YOUR TASK
Transcribe every line exactly and omit anything that is a picture.

Collected data entries
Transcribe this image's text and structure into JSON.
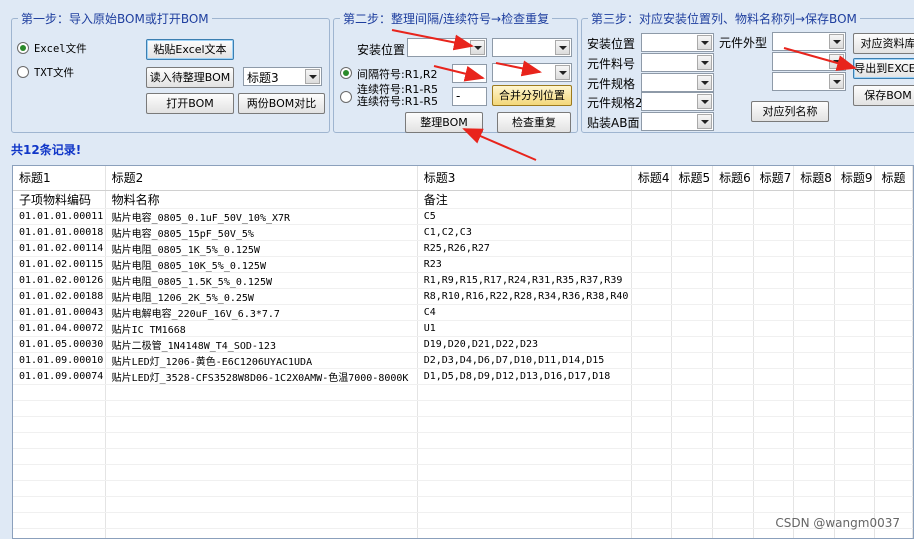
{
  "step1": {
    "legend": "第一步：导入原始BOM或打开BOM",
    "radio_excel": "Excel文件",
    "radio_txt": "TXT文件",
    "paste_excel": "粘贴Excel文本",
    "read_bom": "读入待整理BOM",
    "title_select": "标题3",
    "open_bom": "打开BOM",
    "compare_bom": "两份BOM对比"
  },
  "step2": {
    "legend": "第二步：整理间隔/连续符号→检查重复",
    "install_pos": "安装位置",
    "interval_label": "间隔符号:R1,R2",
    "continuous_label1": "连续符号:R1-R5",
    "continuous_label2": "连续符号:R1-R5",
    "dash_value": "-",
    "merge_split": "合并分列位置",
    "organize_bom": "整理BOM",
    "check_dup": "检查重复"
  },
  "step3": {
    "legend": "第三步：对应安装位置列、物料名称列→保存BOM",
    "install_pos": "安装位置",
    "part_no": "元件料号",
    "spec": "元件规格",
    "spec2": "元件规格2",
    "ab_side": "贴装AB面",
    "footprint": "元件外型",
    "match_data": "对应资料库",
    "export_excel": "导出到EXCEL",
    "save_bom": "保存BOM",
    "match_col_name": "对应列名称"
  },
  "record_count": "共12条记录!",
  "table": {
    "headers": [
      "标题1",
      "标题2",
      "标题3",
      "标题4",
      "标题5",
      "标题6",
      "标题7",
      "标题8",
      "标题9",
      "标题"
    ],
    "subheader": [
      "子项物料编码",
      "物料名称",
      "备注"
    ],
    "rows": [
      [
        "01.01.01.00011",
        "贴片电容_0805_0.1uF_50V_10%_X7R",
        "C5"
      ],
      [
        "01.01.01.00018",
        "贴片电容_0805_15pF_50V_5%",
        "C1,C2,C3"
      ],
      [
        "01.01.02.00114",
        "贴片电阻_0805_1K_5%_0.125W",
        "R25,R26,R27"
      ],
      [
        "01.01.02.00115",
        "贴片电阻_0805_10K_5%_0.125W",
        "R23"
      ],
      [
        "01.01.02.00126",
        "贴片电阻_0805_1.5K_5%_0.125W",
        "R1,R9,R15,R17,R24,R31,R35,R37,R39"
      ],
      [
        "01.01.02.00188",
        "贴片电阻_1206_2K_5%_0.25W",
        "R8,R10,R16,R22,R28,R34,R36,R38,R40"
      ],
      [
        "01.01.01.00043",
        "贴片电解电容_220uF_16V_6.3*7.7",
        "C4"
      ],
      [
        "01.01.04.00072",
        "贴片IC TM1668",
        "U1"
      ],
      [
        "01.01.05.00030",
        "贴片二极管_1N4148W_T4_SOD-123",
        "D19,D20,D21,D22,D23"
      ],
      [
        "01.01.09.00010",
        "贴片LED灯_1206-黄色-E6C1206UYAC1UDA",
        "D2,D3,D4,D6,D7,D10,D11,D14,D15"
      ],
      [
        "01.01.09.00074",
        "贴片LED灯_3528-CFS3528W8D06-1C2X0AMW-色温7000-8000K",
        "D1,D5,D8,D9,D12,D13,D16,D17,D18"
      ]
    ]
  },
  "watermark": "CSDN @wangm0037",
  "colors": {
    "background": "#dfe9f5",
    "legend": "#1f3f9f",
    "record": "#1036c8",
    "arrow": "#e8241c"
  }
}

FULL ANSWER
Transcribe this image's text and structure into JSON.
{
  "step1": {
    "legend": "第一步：导入原始BOM或打开BOM",
    "radio_excel": "Excel文件",
    "radio_txt": "TXT文件",
    "paste_excel": "粘贴Excel文本",
    "read_bom": "读入待整理BOM",
    "title_select": "标题3",
    "open_bom": "打开BOM",
    "compare_bom": "两份BOM对比"
  },
  "step2": {
    "legend": "第二步：整理间隔/连续符号→检查重复",
    "install_pos": "安装位置",
    "interval_label": "间隔符号:R1,R2",
    "continuous_label1": "连续符号:R1-R5",
    "continuous_label2": "连续符号:R1-R5",
    "dash_value": "-",
    "merge_split": "合并分列位置",
    "organize_bom": "整理BOM",
    "check_dup": "检查重复"
  },
  "step3": {
    "legend": "第三步：对应安装位置列、物料名称列→保存BOM",
    "install_pos": "安装位置",
    "part_no": "元件料号",
    "spec": "元件规格",
    "spec2": "元件规格2",
    "ab_side": "贴装AB面",
    "footprint": "元件外型",
    "match_data": "对应资料库",
    "export_excel": "导出到EXCEL",
    "save_bom": "保存BOM",
    "match_col_name": "对应列名称"
  },
  "record_count": "共12条记录!",
  "table": {
    "headers": [
      "标题1",
      "标题2",
      "标题3",
      "标题4",
      "标题5",
      "标题6",
      "标题7",
      "标题8",
      "标题9",
      "标题"
    ],
    "subheader": [
      "子项物料编码",
      "物料名称",
      "备注"
    ],
    "rows": [
      [
        "01.01.01.00011",
        "贴片电容_0805_0.1uF_50V_10%_X7R",
        "C5"
      ],
      [
        "01.01.01.00018",
        "贴片电容_0805_15pF_50V_5%",
        "C1,C2,C3"
      ],
      [
        "01.01.02.00114",
        "贴片电阻_0805_1K_5%_0.125W",
        "R25,R26,R27"
      ],
      [
        "01.01.02.00115",
        "贴片电阻_0805_10K_5%_0.125W",
        "R23"
      ],
      [
        "01.01.02.00126",
        "贴片电阻_0805_1.5K_5%_0.125W",
        "R1,R9,R15,R17,R24,R31,R35,R37,R39"
      ],
      [
        "01.01.02.00188",
        "贴片电阻_1206_2K_5%_0.25W",
        "R8,R10,R16,R22,R28,R34,R36,R38,R40"
      ],
      [
        "01.01.01.00043",
        "贴片电解电容_220uF_16V_6.3*7.7",
        "C4"
      ],
      [
        "01.01.04.00072",
        "贴片IC TM1668",
        "U1"
      ],
      [
        "01.01.05.00030",
        "贴片二极管_1N4148W_T4_SOD-123",
        "D19,D20,D21,D22,D23"
      ],
      [
        "01.01.09.00010",
        "贴片LED灯_1206-黄色-E6C1206UYAC1UDA",
        "D2,D3,D4,D6,D7,D10,D11,D14,D15"
      ],
      [
        "01.01.09.00074",
        "贴片LED灯_3528-CFS3528W8D06-1C2X0AMW-色温7000-8000K",
        "D1,D5,D8,D9,D12,D13,D16,D17,D18"
      ]
    ]
  },
  "watermark": "CSDN @wangm0037",
  "colors": {
    "background": "#dfe9f5",
    "legend": "#1f3f9f",
    "record": "#1036c8",
    "arrow": "#e8241c"
  }
}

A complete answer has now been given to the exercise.